**Brief:** Omit all pictures. Copy the rest of the material exactly.

**Dataset rows:**
◆ ◆ ◆ ◆ ◆
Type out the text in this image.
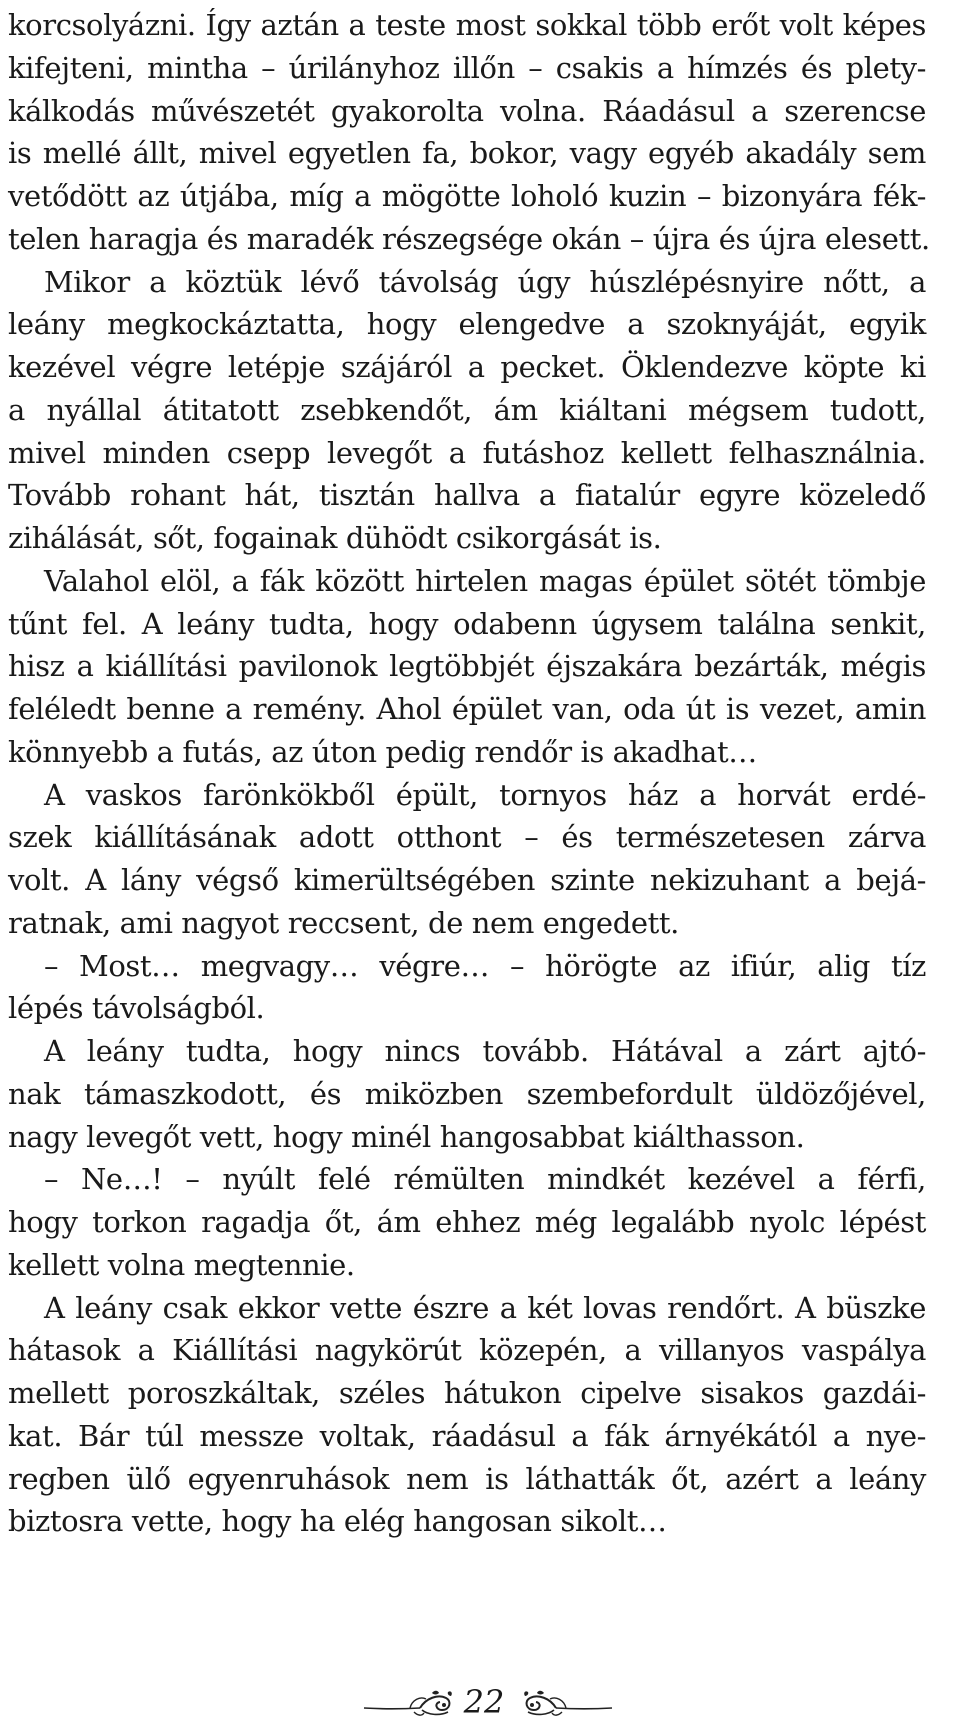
korcsolyázni. Így aztán a teste most sokkal több erőt volt képes
kifejteni, mintha – úrilányhoz illőn – csakis a hímzés és plety-
kálkodás művészetét gyakorolta volna. Ráadásul a szerencse
is mellé állt, mivel egyetlen fa, bokor, vagy egyéb akadály sem
vetődött az útjába, míg a mögötte loholó kuzin – bizonyára fék-
telen haragja és maradék részegsége okán – újra és újra elesett.
Mikor a köztük lévő távolság úgy húszlépésnyire nőtt, a
leány megkockáztatta, hogy elengedve a szoknyáját, egyik
kezével végre letépje szájáról a pecket. Öklendezve köpte ki
a nyállal átitatott zsebkendőt, ám kiáltani mégsem tudott,
mivel minden csepp levegőt a futáshoz kellett felhasználnia.
Tovább rohant hát, tisztán hallva a fiatalúr egyre közeledő
zihálását, sőt, fogainak dühödt csikorgását is.
Valahol elöl, a fák között hirtelen magas épület sötét tömbje
tűnt fel. A leány tudta, hogy odabenn úgysem találna senkit,
hisz a kiállítási pavilonok legtöbbjét éjszakára bezárták, mégis
feléledt benne a remény. Ahol épület van, oda út is vezet, amin
könnyebb a futás, az úton pedig rendőr is akadhat…
A vaskos farönkökből épült, tornyos ház a horvát erdé-
szek kiállításának adott otthont – és természetesen zárva
volt. A lány végső kimerültségében szinte nekizuhant a bejá-
ratnak, ami nagyot reccsent, de nem engedett.
– Most… megvagy… végre… – hörögte az ifiúr, alig tíz
lépés távolságból.
A leány tudta, hogy nincs tovább. Hátával a zárt ajtó-
nak támaszkodott, és miközben szembefordult üldözőjével,
nagy levegőt vett, hogy minél hangosabbat kiálthasson.
– Ne…! – nyúlt felé rémülten mindkét kezével a férfi,
hogy torkon ragadja őt, ám ehhez még legalább nyolc lépést
kellett volna megtennie.
A leány csak ekkor vette észre a két lovas rendőrt. A büszke
hátasok a Kiállítási nagykörút közepén, a villanyos vaspálya
mellett poroszkáltak, széles hátukon cipelve sisakos gazdái-
kat. Bár túl messze voltak, ráadásul a fák árnyékától a nye-
regben ülő egyenruhások nem is láthatták őt, azért a leány
biztosra vette, hogy ha elég hangosan sikolt…
22
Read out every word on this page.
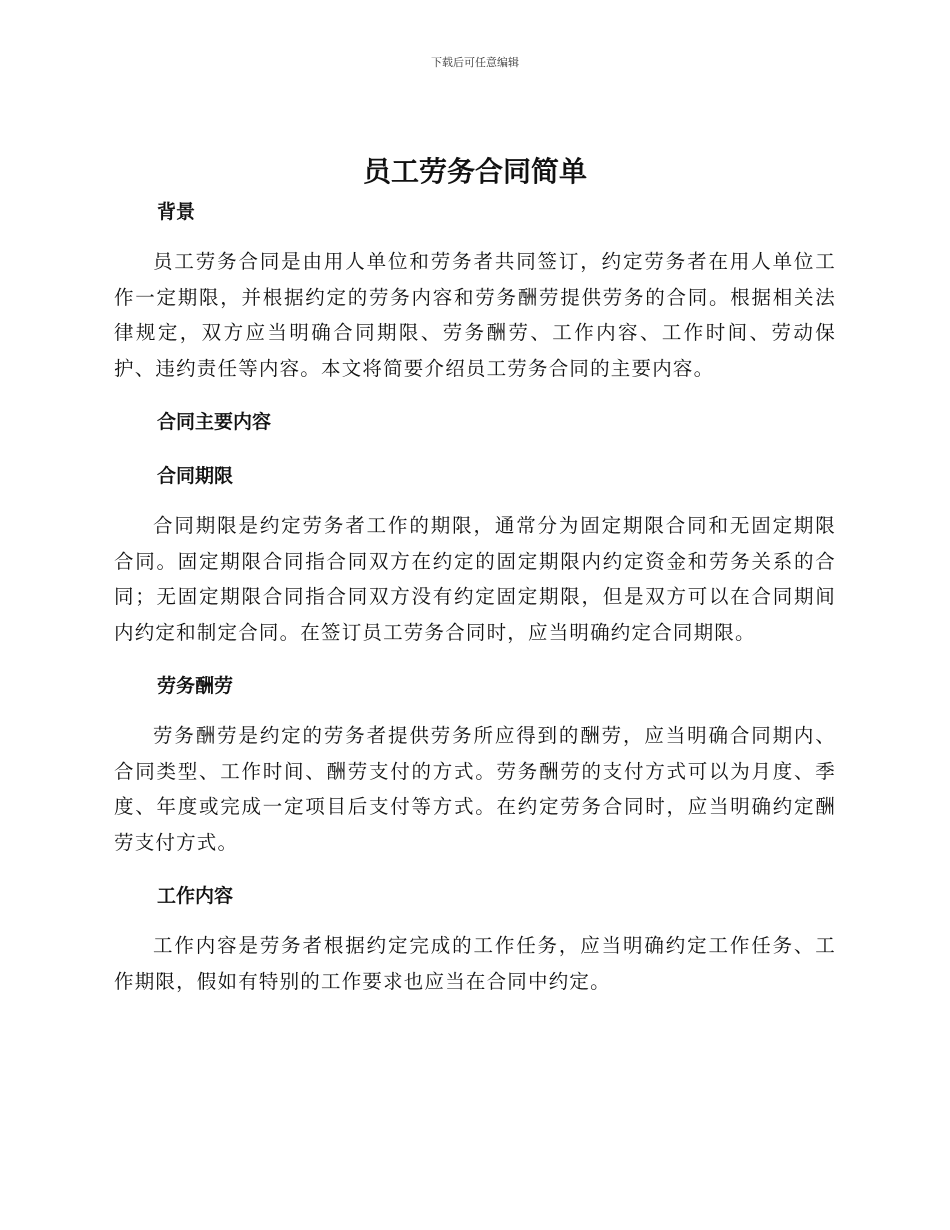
下载后可任意编辑
员工劳务合同简单
背景

员工劳务合同是由用人单位和劳务者共同签订，约定劳务者在用人单位工作一定期限，并根据约定的劳务内容和劳务酬劳提供劳务的合同。根据相关法律规定，双方应当明确合同期限、劳务酬劳、工作内容、工作时间、劳动保护、违约责任等内容。本文将简要介绍员工劳务合同的主要内容。

合同主要内容
合同期限

合同期限是约定劳务者工作的期限，通常分为固定期限合同和无固定期限合同。固定期限合同指合同双方在约定的固定期限内约定资金和劳务关系的合同；无固定期限合同指合同双方没有约定固定期限，但是双方可以在合同期间内约定和制定合同。在签订员工劳务合同时，应当明确约定合同期限。

劳务酬劳

劳务酬劳是约定的劳务者提供劳务所应得到的酬劳，应当明确合同期内、合同类型、工作时间、酬劳支付的方式。劳务酬劳的支付方式可以为月度、季度、年度或完成一定项目后支付等方式。在约定劳务合同时，应当明确约定酬劳支付方式。

工作内容

工作内容是劳务者根据约定完成的工作任务，应当明确约定工作任务、工作期限，假如有特别的工作要求也应当在合同中约定。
◆ ◆ ◆ ◆ ◆
**Result for this exercise:**
Type out the text in this image.
korcsolyázni. Így aztán a teste most sokkal több erőt volt képes
kifejteni, mintha – úrilányhoz illőn – csakis a hímzés és plety-
kálkodás művészetét gyakorolta volna. Ráadásul a szerencse
is mellé állt, mivel egyetlen fa, bokor, vagy egyéb akadály sem
vetődött az útjába, míg a mögötte loholó kuzin – bizonyára fék-
telen haragja és maradék részegsége okán – újra és újra elesett.
Mikor a köztük lévő távolság úgy húszlépésnyire nőtt, a
leány megkockáztatta, hogy elengedve a szoknyáját, egyik
kezével végre letépje szájáról a pecket. Öklendezve köpte ki
a nyállal átitatott zsebkendőt, ám kiáltani mégsem tudott,
mivel minden csepp levegőt a futáshoz kellett felhasználnia.
Tovább rohant hát, tisztán hallva a fiatalúr egyre közeledő
zihálását, sőt, fogainak dühödt csikorgását is.
Valahol elöl, a fák között hirtelen magas épület sötét tömbje
tűnt fel. A leány tudta, hogy odabenn úgysem találna senkit,
hisz a kiállítási pavilonok legtöbbjét éjszakára bezárták, mégis
feléledt benne a remény. Ahol épület van, oda út is vezet, amin
könnyebb a futás, az úton pedig rendőr is akadhat…
A vaskos farönkökből épült, tornyos ház a horvát erdé-
szek kiállításának adott otthont – és természetesen zárva
volt. A lány végső kimerültségében szinte nekizuhant a bejá-
ratnak, ami nagyot reccsent, de nem engedett.
– Most… megvagy… végre… – hörögte az ifiúr, alig tíz
lépés távolságból.
A leány tudta, hogy nincs tovább. Hátával a zárt ajtó-
nak támaszkodott, és miközben szembefordult üldözőjével,
nagy levegőt vett, hogy minél hangosabbat kiálthasson.
– Ne…! – nyúlt felé rémülten mindkét kezével a férfi,
hogy torkon ragadja őt, ám ehhez még legalább nyolc lépést
kellett volna megtennie.
A leány csak ekkor vette észre a két lovas rendőrt. A büszke
hátasok a Kiállítási nagykörút közepén, a villanyos vaspálya
mellett poroszkáltak, széles hátukon cipelve sisakos gazdái-
kat. Bár túl messze voltak, ráadásul a fák árnyékától a nye-
regben ülő egyenruhások nem is láthatták őt, azért a leány
biztosra vette, hogy ha elég hangosan sikolt…
22
Read out every word on this page.
下载后可任意编辑
员工劳务合同简单
背景

员工劳务合同是由用人单位和劳务者共同签订，约定劳务者在用人单位工作一定期限，并根据约定的劳务内容和劳务酬劳提供劳务的合同。根据相关法律规定，双方应当明确合同期限、劳务酬劳、工作内容、工作时间、劳动保护、违约责任等内容。本文将简要介绍员工劳务合同的主要内容。

合同主要内容
合同期限

合同期限是约定劳务者工作的期限，通常分为固定期限合同和无固定期限合同。固定期限合同指合同双方在约定的固定期限内约定资金和劳务关系的合同；无固定期限合同指合同双方没有约定固定期限，但是双方可以在合同期间内约定和制定合同。在签订员工劳务合同时，应当明确约定合同期限。

劳务酬劳

劳务酬劳是约定的劳务者提供劳务所应得到的酬劳，应当明确合同期内、合同类型、工作时间、酬劳支付的方式。劳务酬劳的支付方式可以为月度、季度、年度或完成一定项目后支付等方式。在约定劳务合同时，应当明确约定酬劳支付方式。

工作内容

工作内容是劳务者根据约定完成的工作任务，应当明确约定工作任务、工作期限，假如有特别的工作要求也应当在合同中约定。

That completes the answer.